◆ **SOURCE RECORDS**
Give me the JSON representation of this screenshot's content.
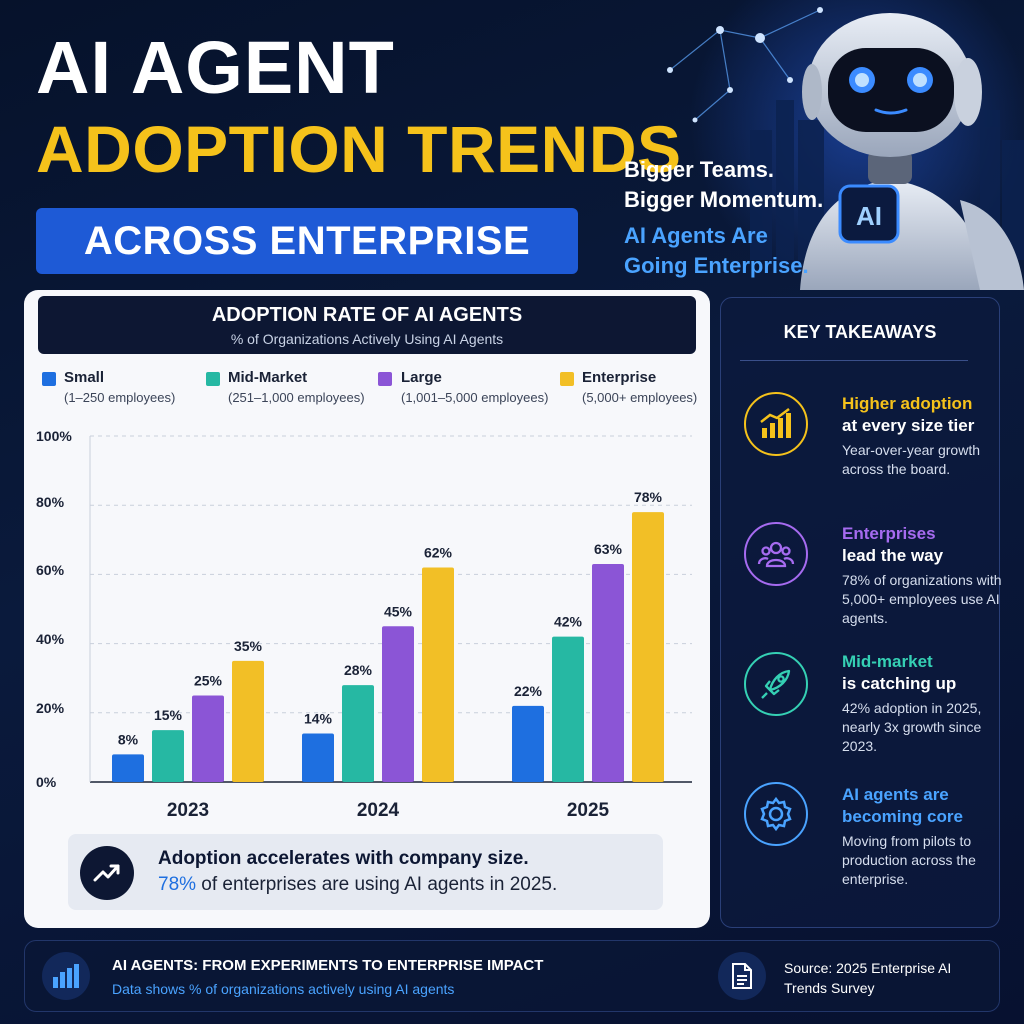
{
  "header": {
    "title_line1": "AI AGENT",
    "title_line2": "ADOPTION TRENDS",
    "title_line3": "ACROSS ENTERPRISE SIZES",
    "tagline": [
      "Bigger Teams.",
      "Bigger Momentum.",
      "AI Agents Are",
      "Going Enterprise."
    ],
    "robot_badge": "AI"
  },
  "chart_panel": {
    "title": "ADOPTION RATE OF AI AGENTS",
    "subtitle": "% of Organizations Actively Using AI Agents",
    "legend": [
      {
        "name": "Small",
        "desc": "(1–250 employees)",
        "color": "#1e6fe0"
      },
      {
        "name": "Mid-Market",
        "desc": "(251–1,000 employees)",
        "color": "#26b8a3"
      },
      {
        "name": "Large",
        "desc": "(1,001–5,000 employees)",
        "color": "#8b55d6"
      },
      {
        "name": "Enterprise",
        "desc": "(5,000+ employees)",
        "color": "#f2bf26"
      }
    ],
    "y_ticks": [
      "100%",
      "80%",
      "60%",
      "40%",
      "20%",
      "0%"
    ],
    "callout_line1": "Adoption accelerates with company size.",
    "callout_highlight": "78%",
    "callout_rest": " of enterprises are using AI agents in 2025."
  },
  "chart_data": {
    "type": "bar",
    "title": "ADOPTION RATE OF AI AGENTS",
    "subtitle": "% of Organizations Actively Using AI Agents",
    "categories": [
      "2023",
      "2024",
      "2025"
    ],
    "series": [
      {
        "name": "Small",
        "values": [
          8,
          14,
          22
        ],
        "labels": [
          "8%",
          "14%",
          "22%"
        ],
        "color": "#1e6fe0"
      },
      {
        "name": "Mid-Market",
        "values": [
          15,
          28,
          42
        ],
        "labels": [
          "15%",
          "28%",
          "42%"
        ],
        "color": "#26b8a3"
      },
      {
        "name": "Large",
        "values": [
          25,
          45,
          63
        ],
        "labels": [
          "25%",
          "45%",
          "63%"
        ],
        "color": "#8b55d6"
      },
      {
        "name": "Enterprise",
        "values": [
          35,
          62,
          78
        ],
        "labels": [
          "35%",
          "62%",
          "78%"
        ],
        "color": "#f2bf26"
      }
    ],
    "ylim": [
      0,
      100
    ],
    "grid": true,
    "legend": "top"
  },
  "takeaways": {
    "title": "KEY TAKEAWAYS",
    "items": [
      {
        "head_color": "Higher adoption",
        "head_white": "at every size tier",
        "body": "Year-over-year growth across the board.",
        "color": "#f5c21b",
        "icon": "growth-chart-icon"
      },
      {
        "head_color": "Enterprises",
        "head_white": "lead the way",
        "body": "78% of organizations with 5,000+ employees use AI agents.",
        "color": "#a66bf0",
        "icon": "team-icon"
      },
      {
        "head_color": "Mid-market",
        "head_white": "is catching up",
        "body": "42% adoption in 2025, nearly 3x growth since 2023.",
        "color": "#35d0b4",
        "icon": "rocket-icon"
      },
      {
        "head_color": "AI agents are",
        "head_white": "becoming core",
        "body": "Moving from pilots to production across the enterprise.",
        "color": "#4aa3ff",
        "icon": "gear-icon"
      }
    ]
  },
  "footer": {
    "title": "AI AGENTS: FROM EXPERIMENTS TO ENTERPRISE IMPACT",
    "subtitle": "Data shows % of organizations actively using AI agents",
    "source": "Source: 2025 Enterprise AI Trends Survey"
  }
}
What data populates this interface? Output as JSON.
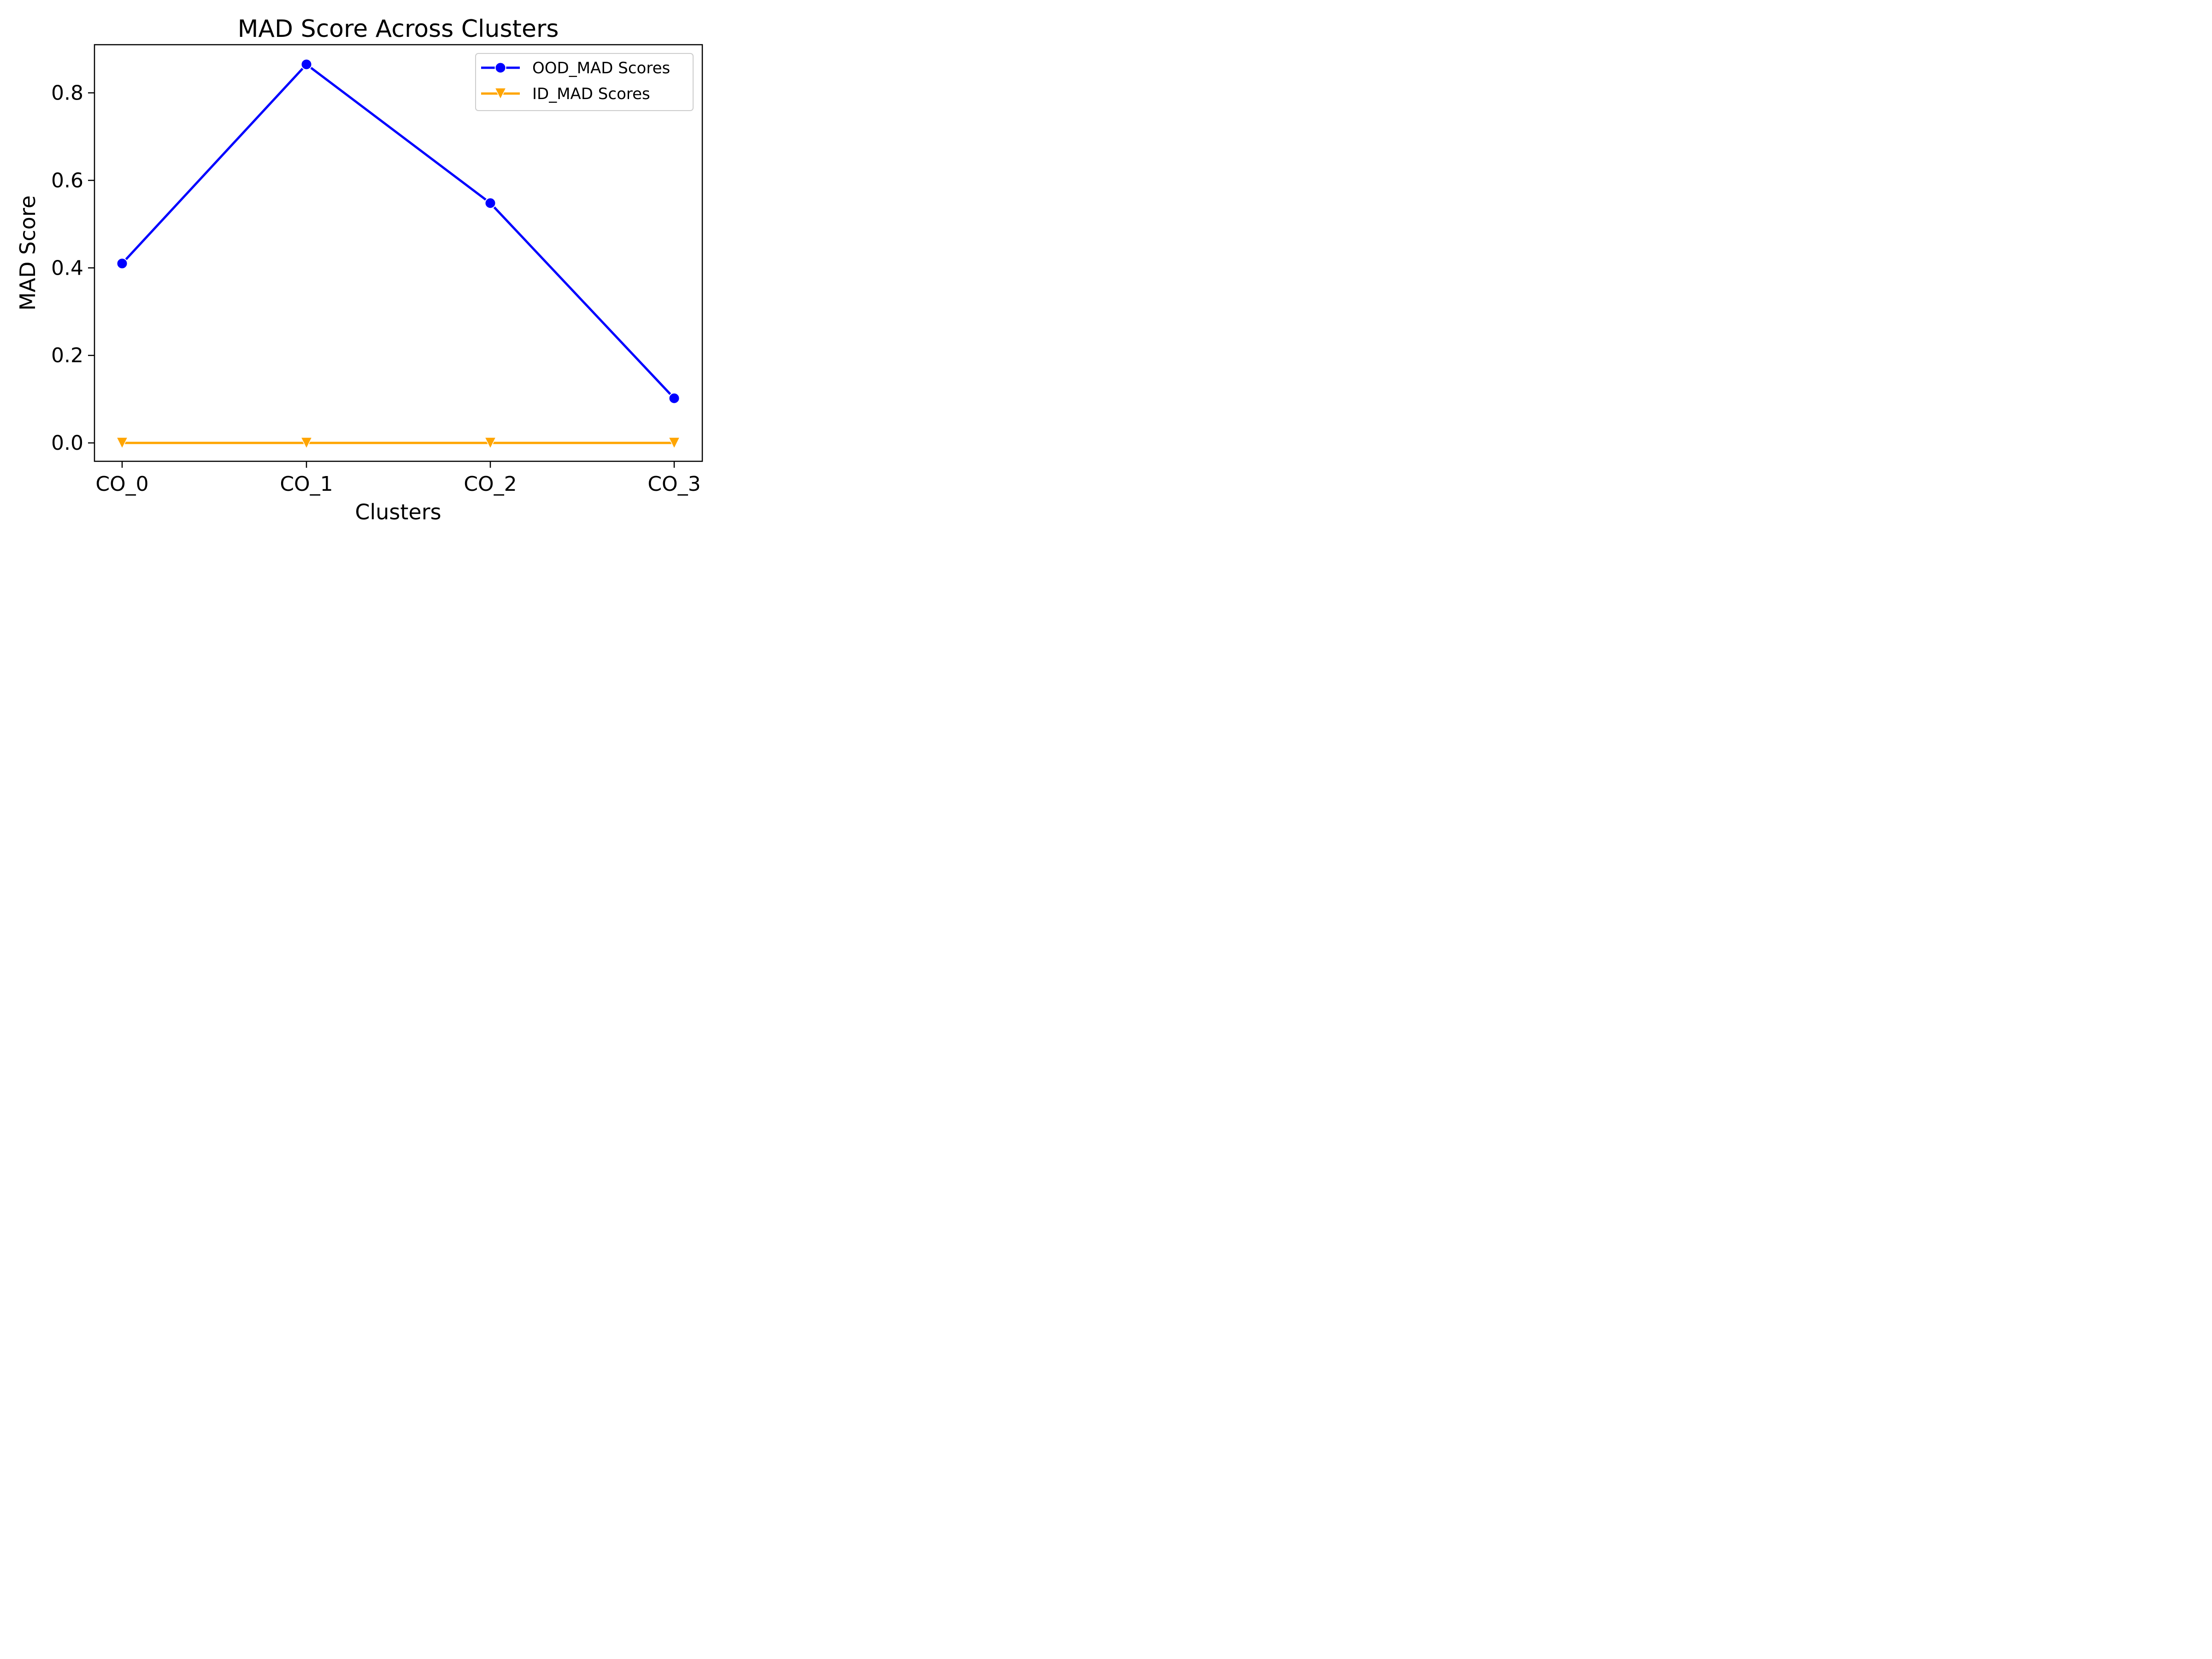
{
  "chart_data": {
    "type": "line",
    "title": "MAD Score Across Clusters",
    "xlabel": "Clusters",
    "ylabel": "MAD Score",
    "categories": [
      "CO_0",
      "CO_1",
      "CO_2",
      "CO_3"
    ],
    "ylim": [
      -0.042,
      0.91
    ],
    "yticks": [
      0.0,
      0.2,
      0.4,
      0.6,
      0.8
    ],
    "ytick_labels": [
      "0.0",
      "0.2",
      "0.4",
      "0.6",
      "0.8"
    ],
    "grid": false,
    "legend_position": "top-right",
    "series": [
      {
        "name": "OOD_MAD Scores",
        "values": [
          0.41,
          0.865,
          0.548,
          0.102
        ],
        "color": "#0000ff",
        "marker": "circle"
      },
      {
        "name": "ID_MAD Scores",
        "values": [
          0.0,
          0.0,
          0.0,
          0.0
        ],
        "color": "#ffa500",
        "marker": "triangle-down"
      }
    ]
  }
}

◆ **WORK TO DO**
Copy out each line word for word, please, skipping the images.

◆ **COMPLETE OUTPUT**
Give me the JSON representation of this screenshot's content.
{
  "header": {
    "title_line1": "AI AGENT",
    "title_line2": "ADOPTION TRENDS",
    "title_line3": "ACROSS ENTERPRISE SIZES",
    "tagline": [
      "Bigger Teams.",
      "Bigger Momentum.",
      "AI Agents Are",
      "Going Enterprise."
    ],
    "robot_badge": "AI"
  },
  "chart_panel": {
    "title": "ADOPTION RATE OF AI AGENTS",
    "subtitle": "% of Organizations Actively Using AI Agents",
    "legend": [
      {
        "name": "Small",
        "desc": "(1–250 employees)",
        "color": "#1e6fe0"
      },
      {
        "name": "Mid-Market",
        "desc": "(251–1,000 employees)",
        "color": "#26b8a3"
      },
      {
        "name": "Large",
        "desc": "(1,001–5,000 employees)",
        "color": "#8b55d6"
      },
      {
        "name": "Enterprise",
        "desc": "(5,000+ employees)",
        "color": "#f2bf26"
      }
    ],
    "y_ticks": [
      "100%",
      "80%",
      "60%",
      "40%",
      "20%",
      "0%"
    ],
    "callout_line1": "Adoption accelerates with company size.",
    "callout_highlight": "78%",
    "callout_rest": " of enterprises are using AI agents in 2025."
  },
  "chart_data": {
    "type": "bar",
    "title": "ADOPTION RATE OF AI AGENTS",
    "subtitle": "% of Organizations Actively Using AI Agents",
    "categories": [
      "2023",
      "2024",
      "2025"
    ],
    "series": [
      {
        "name": "Small",
        "values": [
          8,
          14,
          22
        ],
        "labels": [
          "8%",
          "14%",
          "22%"
        ],
        "color": "#1e6fe0"
      },
      {
        "name": "Mid-Market",
        "values": [
          15,
          28,
          42
        ],
        "labels": [
          "15%",
          "28%",
          "42%"
        ],
        "color": "#26b8a3"
      },
      {
        "name": "Large",
        "values": [
          25,
          45,
          63
        ],
        "labels": [
          "25%",
          "45%",
          "63%"
        ],
        "color": "#8b55d6"
      },
      {
        "name": "Enterprise",
        "values": [
          35,
          62,
          78
        ],
        "labels": [
          "35%",
          "62%",
          "78%"
        ],
        "color": "#f2bf26"
      }
    ],
    "ylim": [
      0,
      100
    ],
    "grid": true,
    "legend": "top"
  },
  "takeaways": {
    "title": "KEY TAKEAWAYS",
    "items": [
      {
        "head_color": "Higher adoption",
        "head_white": "at every size tier",
        "body": "Year-over-year growth across the board.",
        "color": "#f5c21b",
        "icon": "growth-chart-icon"
      },
      {
        "head_color": "Enterprises",
        "head_white": "lead the way",
        "body": "78% of organizations with 5,000+ employees use AI agents.",
        "color": "#a66bf0",
        "icon": "team-icon"
      },
      {
        "head_color": "Mid-market",
        "head_white": "is catching up",
        "body": "42% adoption in 2025, nearly 3x growth since 2023.",
        "color": "#35d0b4",
        "icon": "rocket-icon"
      },
      {
        "head_color": "AI agents are",
        "head_white": "becoming core",
        "body": "Moving from pilots to production across the enterprise.",
        "color": "#4aa3ff",
        "icon": "gear-icon"
      }
    ]
  },
  "footer": {
    "title": "AI AGENTS: FROM EXPERIMENTS TO ENTERPRISE IMPACT",
    "subtitle": "Data shows % of organizations actively using AI agents",
    "source": "Source: 2025 Enterprise AI Trends Survey"
  }
}
What data populates this interface? Output as JSON.
{
  "chart_data": {
    "type": "line",
    "title": "MAD Score Across Clusters",
    "xlabel": "Clusters",
    "ylabel": "MAD Score",
    "categories": [
      "CO_0",
      "CO_1",
      "CO_2",
      "CO_3"
    ],
    "ylim": [
      -0.042,
      0.91
    ],
    "yticks": [
      0.0,
      0.2,
      0.4,
      0.6,
      0.8
    ],
    "ytick_labels": [
      "0.0",
      "0.2",
      "0.4",
      "0.6",
      "0.8"
    ],
    "grid": false,
    "legend_position": "top-right",
    "series": [
      {
        "name": "OOD_MAD Scores",
        "values": [
          0.41,
          0.865,
          0.548,
          0.102
        ],
        "color": "#0000ff",
        "marker": "circle"
      },
      {
        "name": "ID_MAD Scores",
        "values": [
          0.0,
          0.0,
          0.0,
          0.0
        ],
        "color": "#ffa500",
        "marker": "triangle-down"
      }
    ]
  }
}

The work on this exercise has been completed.